[Items listed in a dataset]

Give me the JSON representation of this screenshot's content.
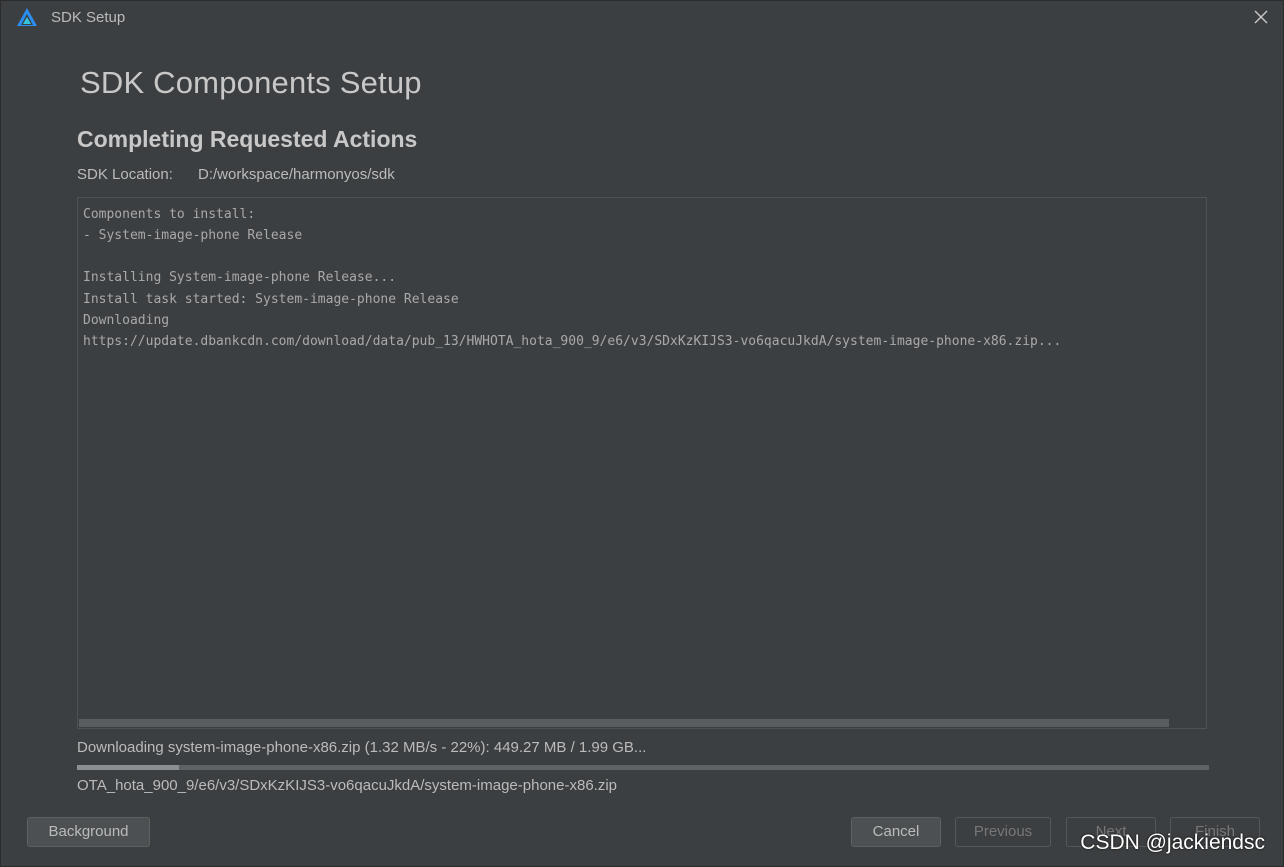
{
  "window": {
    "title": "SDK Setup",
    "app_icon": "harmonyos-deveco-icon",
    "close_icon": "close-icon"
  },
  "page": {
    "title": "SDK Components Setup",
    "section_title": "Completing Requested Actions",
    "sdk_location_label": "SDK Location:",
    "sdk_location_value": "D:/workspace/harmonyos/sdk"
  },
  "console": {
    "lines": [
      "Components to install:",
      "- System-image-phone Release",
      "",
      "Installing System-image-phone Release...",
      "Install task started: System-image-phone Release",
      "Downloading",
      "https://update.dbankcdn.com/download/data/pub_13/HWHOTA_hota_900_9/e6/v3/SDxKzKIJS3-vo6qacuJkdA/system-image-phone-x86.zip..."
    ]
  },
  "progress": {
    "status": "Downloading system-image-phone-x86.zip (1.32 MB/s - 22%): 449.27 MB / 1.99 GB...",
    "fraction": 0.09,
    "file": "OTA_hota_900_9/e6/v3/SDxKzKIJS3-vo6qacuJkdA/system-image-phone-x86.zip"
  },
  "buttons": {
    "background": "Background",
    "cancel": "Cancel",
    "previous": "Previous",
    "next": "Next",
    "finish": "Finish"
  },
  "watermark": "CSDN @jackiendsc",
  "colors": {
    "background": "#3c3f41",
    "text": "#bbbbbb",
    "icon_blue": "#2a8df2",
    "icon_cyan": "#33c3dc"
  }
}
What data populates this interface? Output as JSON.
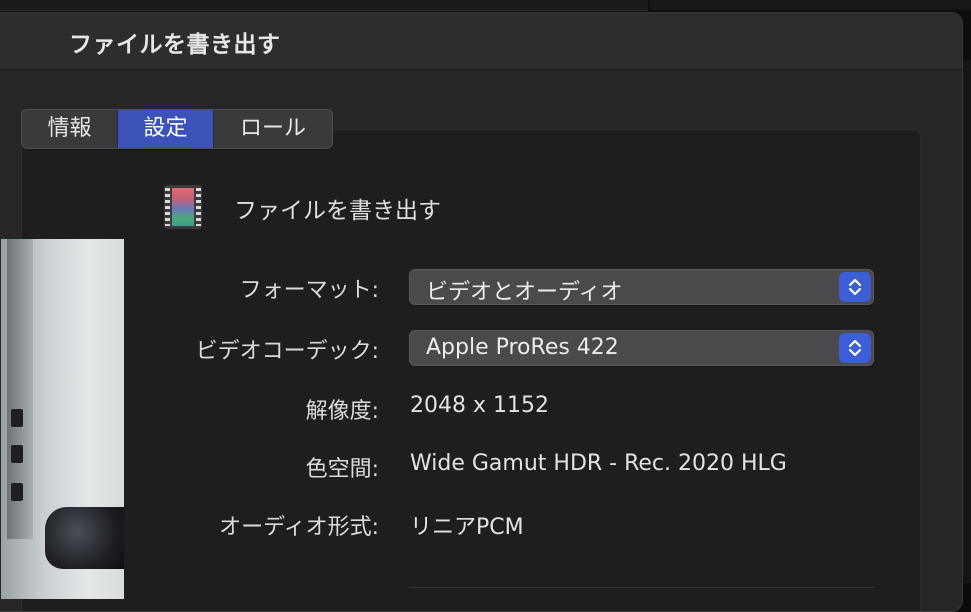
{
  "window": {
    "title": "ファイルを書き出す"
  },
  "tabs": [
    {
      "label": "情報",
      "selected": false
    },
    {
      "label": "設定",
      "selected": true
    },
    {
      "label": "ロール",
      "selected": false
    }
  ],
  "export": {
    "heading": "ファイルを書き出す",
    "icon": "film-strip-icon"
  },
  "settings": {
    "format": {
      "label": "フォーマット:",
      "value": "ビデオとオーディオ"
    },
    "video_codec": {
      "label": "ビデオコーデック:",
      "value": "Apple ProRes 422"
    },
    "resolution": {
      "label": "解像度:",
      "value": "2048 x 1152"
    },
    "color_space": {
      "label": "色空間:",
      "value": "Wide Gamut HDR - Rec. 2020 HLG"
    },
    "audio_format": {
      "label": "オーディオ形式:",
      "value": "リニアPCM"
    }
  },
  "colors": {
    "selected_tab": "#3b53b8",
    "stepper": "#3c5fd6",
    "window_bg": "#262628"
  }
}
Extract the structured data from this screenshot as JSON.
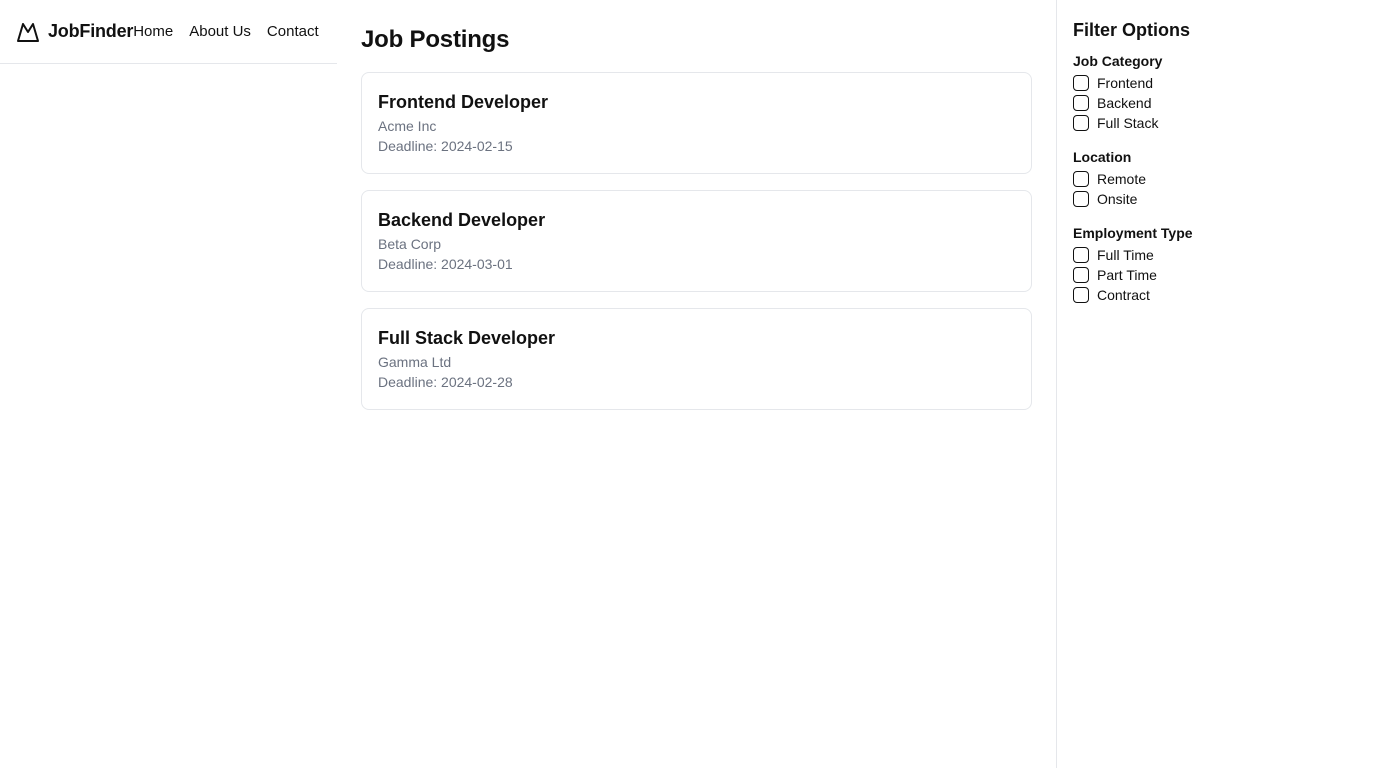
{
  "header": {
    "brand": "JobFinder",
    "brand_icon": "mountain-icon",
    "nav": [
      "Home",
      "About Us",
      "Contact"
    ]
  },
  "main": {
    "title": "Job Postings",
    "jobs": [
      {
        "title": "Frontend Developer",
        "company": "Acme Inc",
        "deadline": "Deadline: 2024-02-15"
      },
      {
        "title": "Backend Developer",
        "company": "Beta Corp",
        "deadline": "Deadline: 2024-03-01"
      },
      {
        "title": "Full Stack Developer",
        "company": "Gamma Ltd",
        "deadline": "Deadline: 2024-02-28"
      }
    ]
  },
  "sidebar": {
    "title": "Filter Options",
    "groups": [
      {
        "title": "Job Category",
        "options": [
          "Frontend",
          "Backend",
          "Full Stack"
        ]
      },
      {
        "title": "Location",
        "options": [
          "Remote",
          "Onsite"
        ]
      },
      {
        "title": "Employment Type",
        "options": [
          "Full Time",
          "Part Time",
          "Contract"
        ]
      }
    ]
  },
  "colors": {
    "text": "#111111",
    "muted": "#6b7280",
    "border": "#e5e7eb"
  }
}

--

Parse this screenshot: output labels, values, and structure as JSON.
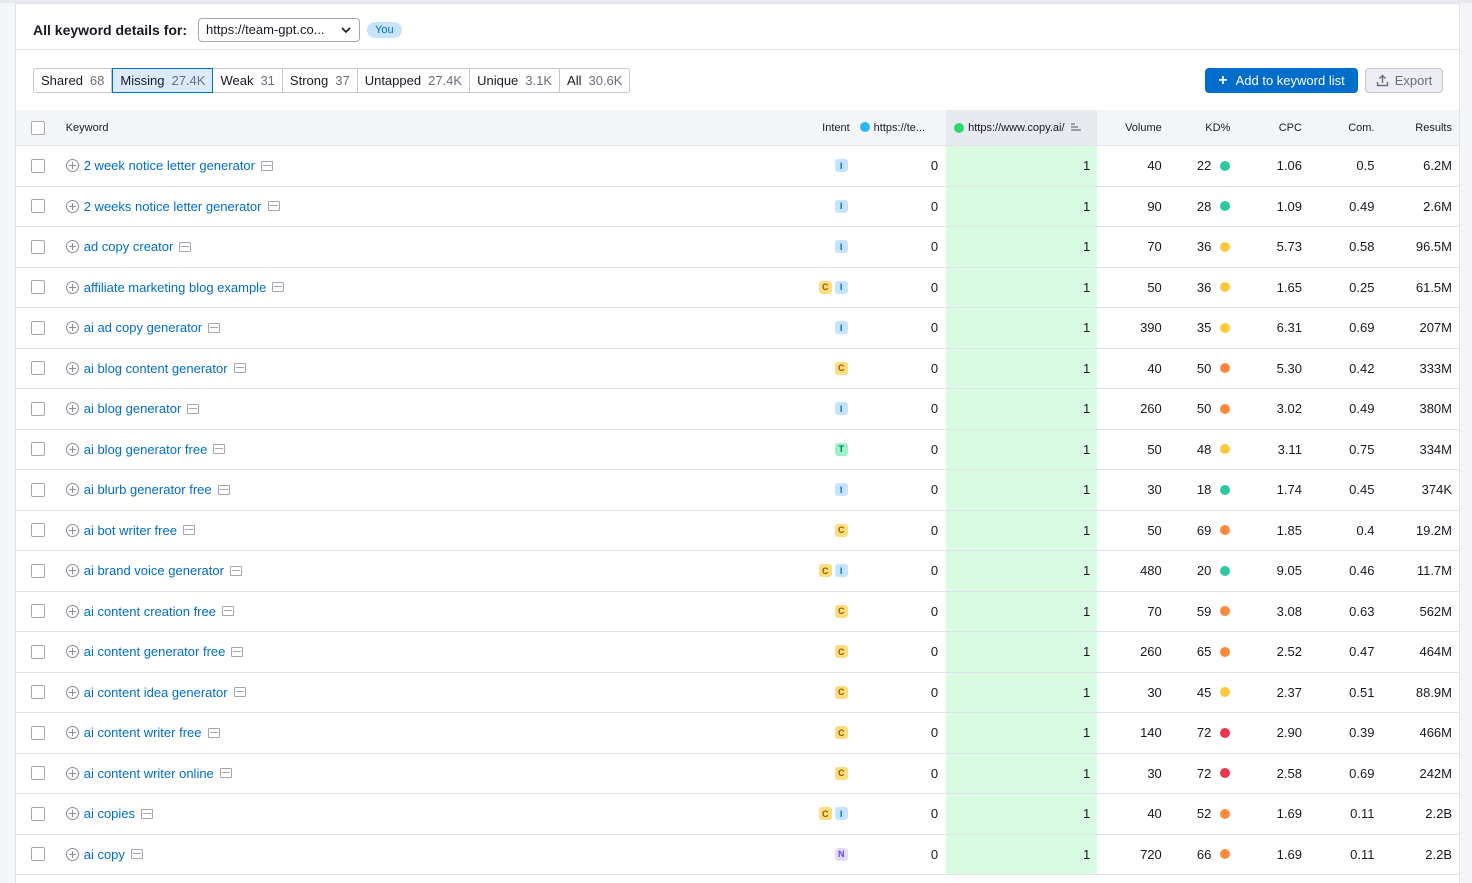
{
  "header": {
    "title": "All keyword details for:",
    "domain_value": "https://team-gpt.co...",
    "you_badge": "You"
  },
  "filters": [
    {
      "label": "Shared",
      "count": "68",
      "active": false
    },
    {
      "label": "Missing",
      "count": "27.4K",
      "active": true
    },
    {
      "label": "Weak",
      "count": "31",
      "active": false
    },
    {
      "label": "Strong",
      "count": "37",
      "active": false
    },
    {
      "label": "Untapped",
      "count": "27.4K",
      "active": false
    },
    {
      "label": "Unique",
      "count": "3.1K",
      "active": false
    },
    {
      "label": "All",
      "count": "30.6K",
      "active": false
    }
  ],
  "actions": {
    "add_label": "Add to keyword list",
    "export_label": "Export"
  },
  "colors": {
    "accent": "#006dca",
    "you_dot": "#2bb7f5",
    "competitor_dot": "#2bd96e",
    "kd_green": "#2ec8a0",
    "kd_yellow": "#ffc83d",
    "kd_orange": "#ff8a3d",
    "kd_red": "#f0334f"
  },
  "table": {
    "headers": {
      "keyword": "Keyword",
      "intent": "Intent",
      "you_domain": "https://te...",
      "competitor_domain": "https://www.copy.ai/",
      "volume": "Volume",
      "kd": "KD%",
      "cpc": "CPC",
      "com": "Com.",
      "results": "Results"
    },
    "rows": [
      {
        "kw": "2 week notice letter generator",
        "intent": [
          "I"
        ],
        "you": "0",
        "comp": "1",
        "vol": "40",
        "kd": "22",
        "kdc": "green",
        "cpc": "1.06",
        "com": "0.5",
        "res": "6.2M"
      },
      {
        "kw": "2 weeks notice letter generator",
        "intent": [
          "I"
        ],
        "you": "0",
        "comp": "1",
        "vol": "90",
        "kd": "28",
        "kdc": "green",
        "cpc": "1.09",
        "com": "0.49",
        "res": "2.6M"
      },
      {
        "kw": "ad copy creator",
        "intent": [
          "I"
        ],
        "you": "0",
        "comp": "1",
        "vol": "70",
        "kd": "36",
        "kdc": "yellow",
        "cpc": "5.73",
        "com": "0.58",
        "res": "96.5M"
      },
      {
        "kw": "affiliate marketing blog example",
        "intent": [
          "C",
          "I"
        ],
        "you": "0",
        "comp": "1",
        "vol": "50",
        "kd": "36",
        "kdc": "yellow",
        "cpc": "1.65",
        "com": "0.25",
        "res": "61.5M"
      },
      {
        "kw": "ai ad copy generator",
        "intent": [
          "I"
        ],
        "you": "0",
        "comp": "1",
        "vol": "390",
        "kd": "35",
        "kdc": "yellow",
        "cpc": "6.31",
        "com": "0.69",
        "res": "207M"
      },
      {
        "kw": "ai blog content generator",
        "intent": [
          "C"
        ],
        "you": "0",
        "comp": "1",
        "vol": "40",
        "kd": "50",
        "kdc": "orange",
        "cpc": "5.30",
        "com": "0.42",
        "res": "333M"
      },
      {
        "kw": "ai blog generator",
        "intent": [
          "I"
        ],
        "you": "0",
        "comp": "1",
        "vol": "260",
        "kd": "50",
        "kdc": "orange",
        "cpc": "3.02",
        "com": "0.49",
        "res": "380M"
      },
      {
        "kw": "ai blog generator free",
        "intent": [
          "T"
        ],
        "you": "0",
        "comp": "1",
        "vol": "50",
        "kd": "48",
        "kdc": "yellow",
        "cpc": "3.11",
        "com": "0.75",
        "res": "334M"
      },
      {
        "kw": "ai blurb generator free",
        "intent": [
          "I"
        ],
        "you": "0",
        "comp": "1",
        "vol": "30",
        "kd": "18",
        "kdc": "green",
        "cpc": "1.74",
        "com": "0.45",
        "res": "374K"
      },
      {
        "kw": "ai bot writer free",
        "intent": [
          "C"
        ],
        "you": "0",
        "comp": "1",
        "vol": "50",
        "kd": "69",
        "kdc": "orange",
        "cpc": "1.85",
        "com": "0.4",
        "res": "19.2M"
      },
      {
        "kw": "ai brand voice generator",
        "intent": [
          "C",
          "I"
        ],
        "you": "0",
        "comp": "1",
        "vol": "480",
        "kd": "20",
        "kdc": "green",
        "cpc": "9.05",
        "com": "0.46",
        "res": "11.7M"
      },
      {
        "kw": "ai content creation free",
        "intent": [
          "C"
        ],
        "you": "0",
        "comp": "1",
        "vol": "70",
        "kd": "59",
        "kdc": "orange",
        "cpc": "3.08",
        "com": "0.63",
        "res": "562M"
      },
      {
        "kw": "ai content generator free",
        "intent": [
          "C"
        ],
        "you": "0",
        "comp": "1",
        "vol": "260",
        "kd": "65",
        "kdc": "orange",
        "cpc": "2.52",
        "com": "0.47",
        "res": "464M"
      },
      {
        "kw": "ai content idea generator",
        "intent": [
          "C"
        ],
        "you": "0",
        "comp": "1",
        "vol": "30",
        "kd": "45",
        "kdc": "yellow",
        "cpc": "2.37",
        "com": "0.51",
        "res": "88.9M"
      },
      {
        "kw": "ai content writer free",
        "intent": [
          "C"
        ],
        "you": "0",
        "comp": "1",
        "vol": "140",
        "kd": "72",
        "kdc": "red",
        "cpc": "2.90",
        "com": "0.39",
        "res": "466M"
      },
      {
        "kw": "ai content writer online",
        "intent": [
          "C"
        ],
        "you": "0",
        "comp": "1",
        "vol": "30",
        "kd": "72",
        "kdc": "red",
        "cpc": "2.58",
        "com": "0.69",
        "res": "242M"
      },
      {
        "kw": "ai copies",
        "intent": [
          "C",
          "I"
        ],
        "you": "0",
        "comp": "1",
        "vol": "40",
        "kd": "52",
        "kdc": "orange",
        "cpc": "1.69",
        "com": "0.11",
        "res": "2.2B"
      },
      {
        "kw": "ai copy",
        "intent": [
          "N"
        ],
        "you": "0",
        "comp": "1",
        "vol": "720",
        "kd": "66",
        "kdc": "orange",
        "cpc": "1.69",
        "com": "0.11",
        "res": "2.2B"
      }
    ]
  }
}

## [YOUR OBJECTIVE]
Scan the data for the word "Developer" and copy every line where it shows up.

## [EXERCISE SOLUTION]
        "title": "Frontend Developer",
        "title": "Backend Developer",
        "title": "Full Stack Developer",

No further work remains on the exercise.